**AIM OF THE TASK:**
Copy the data below exactly, omitting any picture it contains.
═════ GIVEN RECORDS
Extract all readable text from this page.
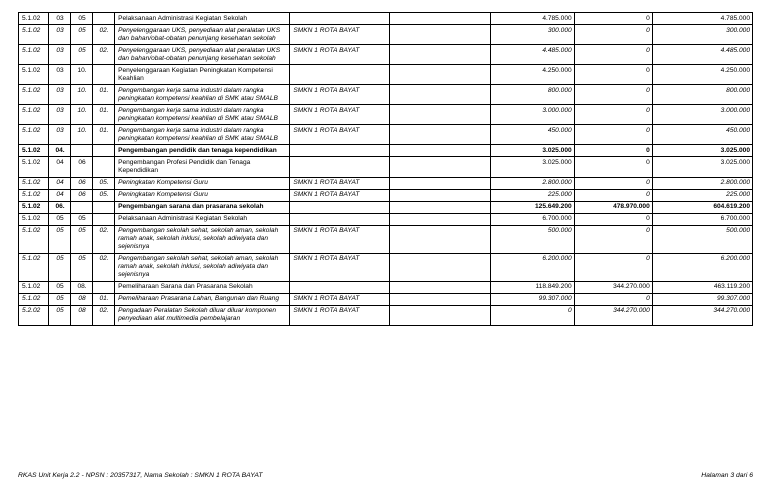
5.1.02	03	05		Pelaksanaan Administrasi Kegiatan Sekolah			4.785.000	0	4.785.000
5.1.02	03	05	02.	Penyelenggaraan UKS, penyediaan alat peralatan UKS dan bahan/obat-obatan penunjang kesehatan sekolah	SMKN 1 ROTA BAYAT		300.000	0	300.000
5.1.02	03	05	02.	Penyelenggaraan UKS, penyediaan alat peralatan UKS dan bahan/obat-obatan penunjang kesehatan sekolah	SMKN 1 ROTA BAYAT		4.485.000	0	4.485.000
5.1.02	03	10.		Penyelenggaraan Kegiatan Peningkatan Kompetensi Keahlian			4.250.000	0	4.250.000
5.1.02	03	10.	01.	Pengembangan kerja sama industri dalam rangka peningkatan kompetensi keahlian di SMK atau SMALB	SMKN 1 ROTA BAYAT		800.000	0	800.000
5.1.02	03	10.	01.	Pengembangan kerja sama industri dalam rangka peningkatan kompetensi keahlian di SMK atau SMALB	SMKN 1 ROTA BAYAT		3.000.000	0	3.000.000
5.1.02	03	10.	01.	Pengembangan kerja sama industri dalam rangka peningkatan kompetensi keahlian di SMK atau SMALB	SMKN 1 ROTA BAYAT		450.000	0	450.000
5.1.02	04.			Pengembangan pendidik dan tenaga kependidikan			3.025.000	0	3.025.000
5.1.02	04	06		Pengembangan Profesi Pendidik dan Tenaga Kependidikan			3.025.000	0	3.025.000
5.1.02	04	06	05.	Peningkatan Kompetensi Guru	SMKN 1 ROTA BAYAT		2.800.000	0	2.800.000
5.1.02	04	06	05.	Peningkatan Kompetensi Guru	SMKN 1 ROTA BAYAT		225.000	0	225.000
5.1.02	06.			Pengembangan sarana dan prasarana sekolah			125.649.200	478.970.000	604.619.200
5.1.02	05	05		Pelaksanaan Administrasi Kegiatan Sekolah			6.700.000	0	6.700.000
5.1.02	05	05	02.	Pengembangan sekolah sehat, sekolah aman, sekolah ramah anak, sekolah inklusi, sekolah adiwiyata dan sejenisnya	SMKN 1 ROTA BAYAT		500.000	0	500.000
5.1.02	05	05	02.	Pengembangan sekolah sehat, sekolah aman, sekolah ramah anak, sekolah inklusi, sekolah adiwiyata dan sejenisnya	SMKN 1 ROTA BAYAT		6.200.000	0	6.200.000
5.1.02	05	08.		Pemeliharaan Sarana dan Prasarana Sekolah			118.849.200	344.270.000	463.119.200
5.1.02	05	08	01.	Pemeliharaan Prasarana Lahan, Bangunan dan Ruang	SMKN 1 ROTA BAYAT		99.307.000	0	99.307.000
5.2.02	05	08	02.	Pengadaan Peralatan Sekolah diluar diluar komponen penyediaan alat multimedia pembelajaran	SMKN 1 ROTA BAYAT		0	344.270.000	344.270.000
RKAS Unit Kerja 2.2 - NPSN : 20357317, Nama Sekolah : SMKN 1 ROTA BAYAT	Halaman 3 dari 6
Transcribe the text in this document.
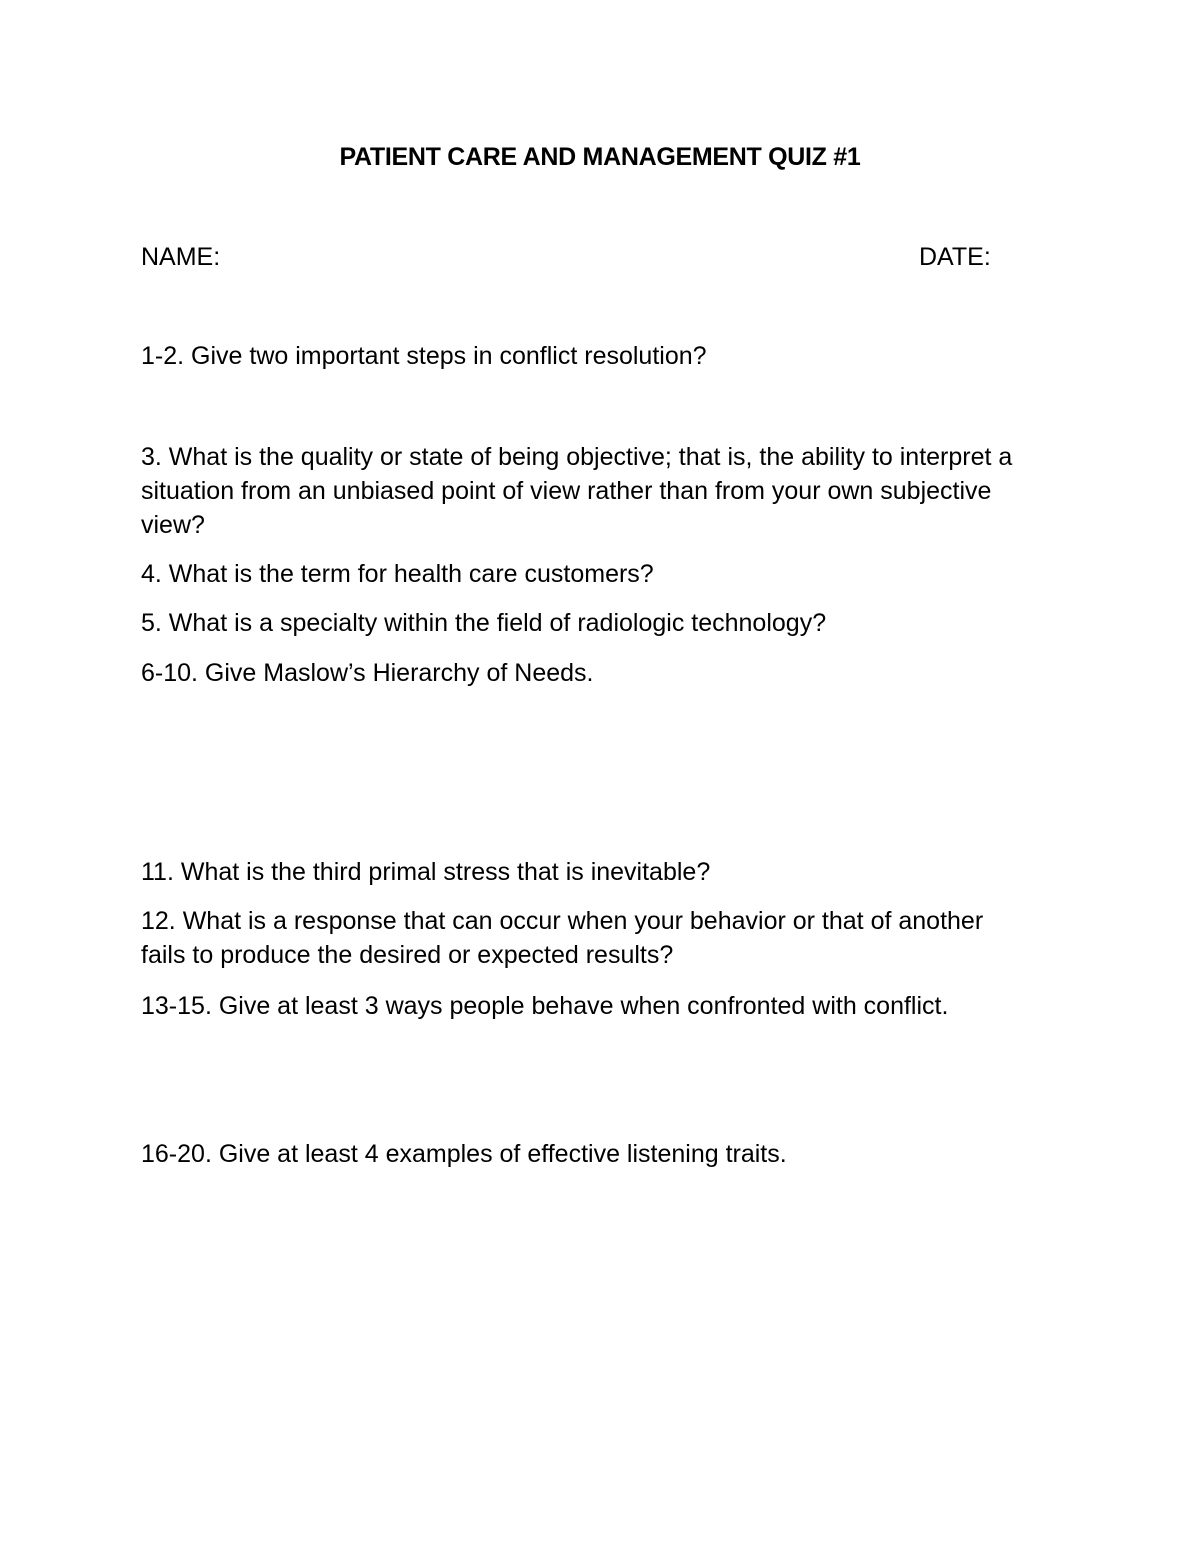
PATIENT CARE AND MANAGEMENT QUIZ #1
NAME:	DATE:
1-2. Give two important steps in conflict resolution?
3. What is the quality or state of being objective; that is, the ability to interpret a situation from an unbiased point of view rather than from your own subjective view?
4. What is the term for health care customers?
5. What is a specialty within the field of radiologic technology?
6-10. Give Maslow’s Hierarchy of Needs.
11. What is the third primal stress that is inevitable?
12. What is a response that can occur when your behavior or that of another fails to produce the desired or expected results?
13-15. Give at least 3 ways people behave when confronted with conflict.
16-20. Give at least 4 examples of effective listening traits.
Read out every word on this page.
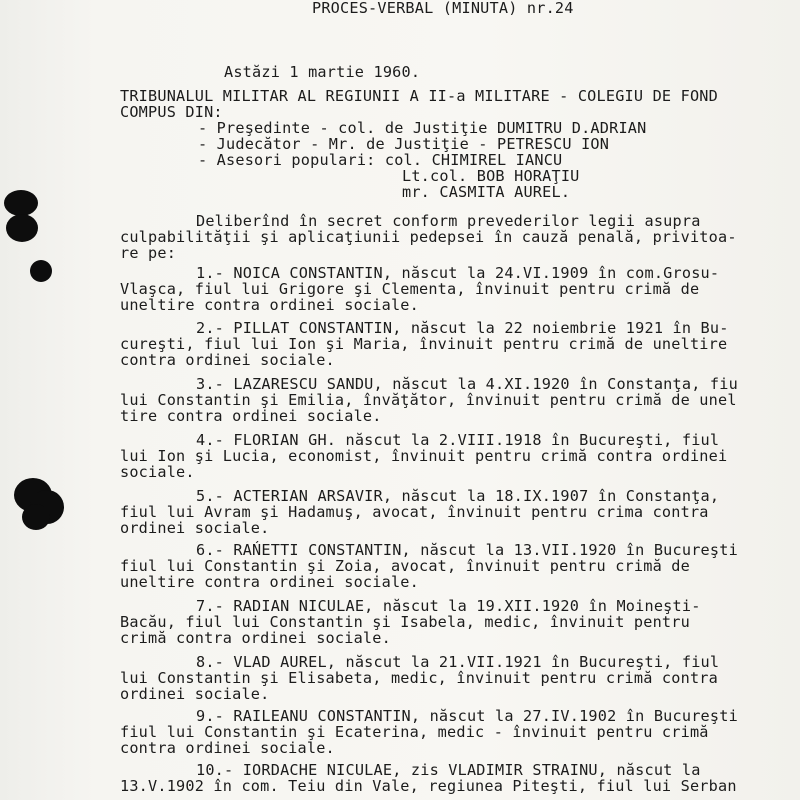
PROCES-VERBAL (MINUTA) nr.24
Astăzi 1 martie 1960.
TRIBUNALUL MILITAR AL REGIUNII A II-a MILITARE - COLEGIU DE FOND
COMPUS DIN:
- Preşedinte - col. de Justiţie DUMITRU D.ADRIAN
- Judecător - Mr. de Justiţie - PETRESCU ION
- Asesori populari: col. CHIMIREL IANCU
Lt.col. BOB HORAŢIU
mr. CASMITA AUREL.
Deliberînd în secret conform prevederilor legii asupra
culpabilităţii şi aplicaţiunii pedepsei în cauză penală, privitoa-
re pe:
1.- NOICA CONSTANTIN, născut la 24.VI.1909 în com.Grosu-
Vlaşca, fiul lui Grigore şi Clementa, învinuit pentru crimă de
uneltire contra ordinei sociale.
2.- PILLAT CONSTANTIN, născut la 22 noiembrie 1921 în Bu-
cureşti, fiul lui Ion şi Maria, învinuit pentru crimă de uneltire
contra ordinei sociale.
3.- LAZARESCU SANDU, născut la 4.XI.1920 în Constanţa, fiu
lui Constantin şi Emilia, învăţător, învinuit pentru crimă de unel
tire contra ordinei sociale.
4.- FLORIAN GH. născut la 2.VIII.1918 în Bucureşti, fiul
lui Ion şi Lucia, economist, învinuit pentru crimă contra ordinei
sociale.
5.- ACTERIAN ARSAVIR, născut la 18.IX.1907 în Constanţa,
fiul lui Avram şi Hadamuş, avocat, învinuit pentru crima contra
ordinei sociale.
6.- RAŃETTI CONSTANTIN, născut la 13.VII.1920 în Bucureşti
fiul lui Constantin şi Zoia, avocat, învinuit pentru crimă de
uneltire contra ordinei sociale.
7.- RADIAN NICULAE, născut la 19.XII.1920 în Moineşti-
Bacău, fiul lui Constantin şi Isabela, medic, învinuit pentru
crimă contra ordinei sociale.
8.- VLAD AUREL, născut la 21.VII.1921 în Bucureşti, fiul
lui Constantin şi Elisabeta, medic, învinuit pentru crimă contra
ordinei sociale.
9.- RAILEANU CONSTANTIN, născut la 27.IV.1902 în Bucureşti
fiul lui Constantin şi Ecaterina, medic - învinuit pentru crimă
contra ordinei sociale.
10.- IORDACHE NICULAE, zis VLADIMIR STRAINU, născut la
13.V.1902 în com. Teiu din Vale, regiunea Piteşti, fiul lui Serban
══════════
**TASK ANSWER:**
Extract all readable text from this page.
5.1.02	03	05		Pelaksanaan Administrasi Kegiatan Sekolah			4.785.000	0	4.785.000
5.1.02	03	05	02.	Penyelenggaraan UKS, penyediaan alat peralatan UKS dan bahan/obat-obatan penunjang kesehatan sekolah	SMKN 1 ROTA BAYAT		300.000	0	300.000
5.1.02	03	05	02.	Penyelenggaraan UKS, penyediaan alat peralatan UKS dan bahan/obat-obatan penunjang kesehatan sekolah	SMKN 1 ROTA BAYAT		4.485.000	0	4.485.000
5.1.02	03	10.		Penyelenggaraan Kegiatan Peningkatan Kompetensi Keahlian			4.250.000	0	4.250.000
5.1.02	03	10.	01.	Pengembangan kerja sama industri dalam rangka peningkatan kompetensi keahlian di SMK atau SMALB	SMKN 1 ROTA BAYAT		800.000	0	800.000
5.1.02	03	10.	01.	Pengembangan kerja sama industri dalam rangka peningkatan kompetensi keahlian di SMK atau SMALB	SMKN 1 ROTA BAYAT		3.000.000	0	3.000.000
5.1.02	03	10.	01.	Pengembangan kerja sama industri dalam rangka peningkatan kompetensi keahlian di SMK atau SMALB	SMKN 1 ROTA BAYAT		450.000	0	450.000
5.1.02	04.			Pengembangan pendidik dan tenaga kependidikan			3.025.000	0	3.025.000
5.1.02	04	06		Pengembangan Profesi Pendidik dan Tenaga Kependidikan			3.025.000	0	3.025.000
5.1.02	04	06	05.	Peningkatan Kompetensi Guru	SMKN 1 ROTA BAYAT		2.800.000	0	2.800.000
5.1.02	04	06	05.	Peningkatan Kompetensi Guru	SMKN 1 ROTA BAYAT		225.000	0	225.000
5.1.02	06.			Pengembangan sarana dan prasarana sekolah			125.649.200	478.970.000	604.619.200
5.1.02	05	05		Pelaksanaan Administrasi Kegiatan Sekolah			6.700.000	0	6.700.000
5.1.02	05	05	02.	Pengembangan sekolah sehat, sekolah aman, sekolah ramah anak, sekolah inklusi, sekolah adiwiyata dan sejenisnya	SMKN 1 ROTA BAYAT		500.000	0	500.000
5.1.02	05	05	02.	Pengembangan sekolah sehat, sekolah aman, sekolah ramah anak, sekolah inklusi, sekolah adiwiyata dan sejenisnya	SMKN 1 ROTA BAYAT		6.200.000	0	6.200.000
5.1.02	05	08.		Pemeliharaan Sarana dan Prasarana Sekolah			118.849.200	344.270.000	463.119.200
5.1.02	05	08	01.	Pemeliharaan Prasarana Lahan, Bangunan dan Ruang	SMKN 1 ROTA BAYAT		99.307.000	0	99.307.000
5.2.02	05	08	02.	Pengadaan Peralatan Sekolah diluar diluar komponen penyediaan alat multimedia pembelajaran	SMKN 1 ROTA BAYAT		0	344.270.000	344.270.000
RKAS Unit Kerja 2.2 - NPSN : 20357317, Nama Sekolah : SMKN 1 ROTA BAYAT	Halaman 3 dari 6
Transcribe the text in this document.
PATIENT CARE AND MANAGEMENT QUIZ #1
NAME:	DATE:
1-2. Give two important steps in conflict resolution?
3. What is the quality or state of being objective; that is, the ability to interpret a situation from an unbiased point of view rather than from your own subjective view?
4. What is the term for health care customers?
5. What is a specialty within the field of radiologic technology?
6-10. Give Maslow’s Hierarchy of Needs.
11. What is the third primal stress that is inevitable?
12. What is a response that can occur when your behavior or that of another fails to produce the desired or expected results?
13-15. Give at least 3 ways people behave when confronted with conflict.
16-20. Give at least 4 examples of effective listening traits.
Read out every word on this page.
PROCES-VERBAL (MINUTA) nr.24
Astăzi 1 martie 1960.
TRIBUNALUL MILITAR AL REGIUNII A II-a MILITARE - COLEGIU DE FOND
COMPUS DIN:
- Preşedinte - col. de Justiţie DUMITRU D.ADRIAN
- Judecător - Mr. de Justiţie - PETRESCU ION
- Asesori populari: col. CHIMIREL IANCU
Lt.col. BOB HORAŢIU
mr. CASMITA AUREL.
Deliberînd în secret conform prevederilor legii asupra
culpabilităţii şi aplicaţiunii pedepsei în cauză penală, privitoa-
re pe:
1.- NOICA CONSTANTIN, născut la 24.VI.1909 în com.Grosu-
Vlaşca, fiul lui Grigore şi Clementa, învinuit pentru crimă de
uneltire contra ordinei sociale.
2.- PILLAT CONSTANTIN, născut la 22 noiembrie 1921 în Bu-
cureşti, fiul lui Ion şi Maria, învinuit pentru crimă de uneltire
contra ordinei sociale.
3.- LAZARESCU SANDU, născut la 4.XI.1920 în Constanţa, fiu
lui Constantin şi Emilia, învăţător, învinuit pentru crimă de unel
tire contra ordinei sociale.
4.- FLORIAN GH. născut la 2.VIII.1918 în Bucureşti, fiul
lui Ion şi Lucia, economist, învinuit pentru crimă contra ordinei
sociale.
5.- ACTERIAN ARSAVIR, născut la 18.IX.1907 în Constanţa,
fiul lui Avram şi Hadamuş, avocat, învinuit pentru crima contra
ordinei sociale.
6.- RAŃETTI CONSTANTIN, născut la 13.VII.1920 în Bucureşti
fiul lui Constantin şi Zoia, avocat, învinuit pentru crimă de
uneltire contra ordinei sociale.
7.- RADIAN NICULAE, născut la 19.XII.1920 în Moineşti-
Bacău, fiul lui Constantin şi Isabela, medic, învinuit pentru
crimă contra ordinei sociale.
8.- VLAD AUREL, născut la 21.VII.1921 în Bucureşti, fiul
lui Constantin şi Elisabeta, medic, învinuit pentru crimă contra
ordinei sociale.
9.- RAILEANU CONSTANTIN, născut la 27.IV.1902 în Bucureşti
fiul lui Constantin şi Ecaterina, medic - învinuit pentru crimă
contra ordinei sociale.
10.- IORDACHE NICULAE, zis VLADIMIR STRAINU, născut la
13.V.1902 în com. Teiu din Vale, regiunea Piteşti, fiul lui Serban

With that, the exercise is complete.